Provided records
━━━━━━━━
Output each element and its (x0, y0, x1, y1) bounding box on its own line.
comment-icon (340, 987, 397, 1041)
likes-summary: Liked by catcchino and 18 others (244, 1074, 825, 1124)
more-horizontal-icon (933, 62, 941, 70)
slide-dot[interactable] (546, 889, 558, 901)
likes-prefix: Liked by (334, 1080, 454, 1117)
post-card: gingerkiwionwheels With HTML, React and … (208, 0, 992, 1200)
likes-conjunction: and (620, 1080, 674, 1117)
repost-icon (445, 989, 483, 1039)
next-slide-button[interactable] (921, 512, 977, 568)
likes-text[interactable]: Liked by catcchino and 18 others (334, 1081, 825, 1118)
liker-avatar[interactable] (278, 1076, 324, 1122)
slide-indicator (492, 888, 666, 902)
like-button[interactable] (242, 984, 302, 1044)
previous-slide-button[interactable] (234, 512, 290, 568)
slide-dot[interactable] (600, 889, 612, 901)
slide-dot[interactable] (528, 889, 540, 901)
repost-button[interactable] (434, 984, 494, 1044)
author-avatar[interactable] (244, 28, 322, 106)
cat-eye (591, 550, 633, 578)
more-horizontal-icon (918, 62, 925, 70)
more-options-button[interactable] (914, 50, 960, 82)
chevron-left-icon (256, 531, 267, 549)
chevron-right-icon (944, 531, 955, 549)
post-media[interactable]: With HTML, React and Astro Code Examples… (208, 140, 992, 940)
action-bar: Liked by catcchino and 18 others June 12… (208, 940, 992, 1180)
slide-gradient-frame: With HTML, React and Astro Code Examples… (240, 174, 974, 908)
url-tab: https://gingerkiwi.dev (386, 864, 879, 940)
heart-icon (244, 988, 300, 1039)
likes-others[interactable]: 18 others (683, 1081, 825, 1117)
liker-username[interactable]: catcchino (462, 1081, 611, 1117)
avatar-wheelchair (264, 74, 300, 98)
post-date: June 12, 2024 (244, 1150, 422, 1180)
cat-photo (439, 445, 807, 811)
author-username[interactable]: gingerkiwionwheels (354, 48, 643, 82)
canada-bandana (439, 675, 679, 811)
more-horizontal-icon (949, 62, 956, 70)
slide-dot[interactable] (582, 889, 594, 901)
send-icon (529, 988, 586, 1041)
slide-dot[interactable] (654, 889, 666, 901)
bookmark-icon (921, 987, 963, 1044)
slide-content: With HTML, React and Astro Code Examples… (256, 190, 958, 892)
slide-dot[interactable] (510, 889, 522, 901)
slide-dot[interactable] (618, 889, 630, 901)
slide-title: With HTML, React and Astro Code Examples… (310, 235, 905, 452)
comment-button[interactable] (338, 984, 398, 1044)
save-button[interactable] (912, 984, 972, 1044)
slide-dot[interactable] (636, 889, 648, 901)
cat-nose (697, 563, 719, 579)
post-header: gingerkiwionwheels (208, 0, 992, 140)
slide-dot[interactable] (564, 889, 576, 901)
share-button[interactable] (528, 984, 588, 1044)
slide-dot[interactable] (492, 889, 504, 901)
━━━━━━━━
Work to do
Rewrite all of the lines above, changing every "slide-dot" to "carousel-dot" and leaving everything else the same.

Full solution
Output each element and its (x0, y0, x1, y1) bounding box on its own line.
comment-icon (340, 987, 397, 1041)
likes-summary: Liked by catcchino and 18 others (244, 1074, 825, 1124)
more-horizontal-icon (933, 62, 941, 70)
carousel-dot[interactable] (546, 889, 558, 901)
likes-prefix: Liked by (334, 1080, 454, 1117)
post-card: gingerkiwionwheels With HTML, React and … (208, 0, 992, 1200)
likes-conjunction: and (620, 1080, 674, 1117)
repost-icon (445, 989, 483, 1039)
next-slide-button[interactable] (921, 512, 977, 568)
likes-text[interactable]: Liked by catcchino and 18 others (334, 1081, 825, 1118)
liker-avatar[interactable] (278, 1076, 324, 1122)
slide-indicator (492, 888, 666, 902)
like-button[interactable] (242, 984, 302, 1044)
previous-slide-button[interactable] (234, 512, 290, 568)
carousel-dot[interactable] (600, 889, 612, 901)
carousel-dot[interactable] (528, 889, 540, 901)
repost-button[interactable] (434, 984, 494, 1044)
author-avatar[interactable] (244, 28, 322, 106)
cat-eye (591, 550, 633, 578)
more-horizontal-icon (918, 62, 925, 70)
more-options-button[interactable] (914, 50, 960, 82)
chevron-left-icon (256, 531, 267, 549)
chevron-right-icon (944, 531, 955, 549)
post-media[interactable]: With HTML, React and Astro Code Examples… (208, 140, 992, 940)
action-bar: Liked by catcchino and 18 others June 12… (208, 940, 992, 1180)
slide-gradient-frame: With HTML, React and Astro Code Examples… (240, 174, 974, 908)
url-tab: https://gingerkiwi.dev (386, 864, 879, 940)
heart-icon (244, 988, 300, 1039)
likes-others[interactable]: 18 others (683, 1081, 825, 1117)
liker-username[interactable]: catcchino (462, 1081, 611, 1117)
avatar-wheelchair (264, 74, 300, 98)
post-date: June 12, 2024 (244, 1150, 422, 1180)
cat-photo (439, 445, 807, 811)
author-username[interactable]: gingerkiwionwheels (354, 48, 643, 82)
canada-bandana (439, 675, 679, 811)
more-horizontal-icon (949, 62, 956, 70)
carousel-dot[interactable] (582, 889, 594, 901)
send-icon (529, 988, 586, 1041)
carousel-dot[interactable] (654, 889, 666, 901)
bookmark-icon (921, 987, 963, 1044)
slide-content: With HTML, React and Astro Code Examples… (256, 190, 958, 892)
carousel-dot[interactable] (510, 889, 522, 901)
carousel-dot[interactable] (618, 889, 630, 901)
slide-title: With HTML, React and Astro Code Examples… (310, 235, 905, 452)
comment-button[interactable] (338, 984, 398, 1044)
save-button[interactable] (912, 984, 972, 1044)
carousel-dot[interactable] (636, 889, 648, 901)
cat-nose (697, 563, 719, 579)
post-header: gingerkiwionwheels (208, 0, 992, 140)
carousel-dot[interactable] (564, 889, 576, 901)
share-button[interactable] (528, 984, 588, 1044)
carousel-dot[interactable] (492, 889, 504, 901)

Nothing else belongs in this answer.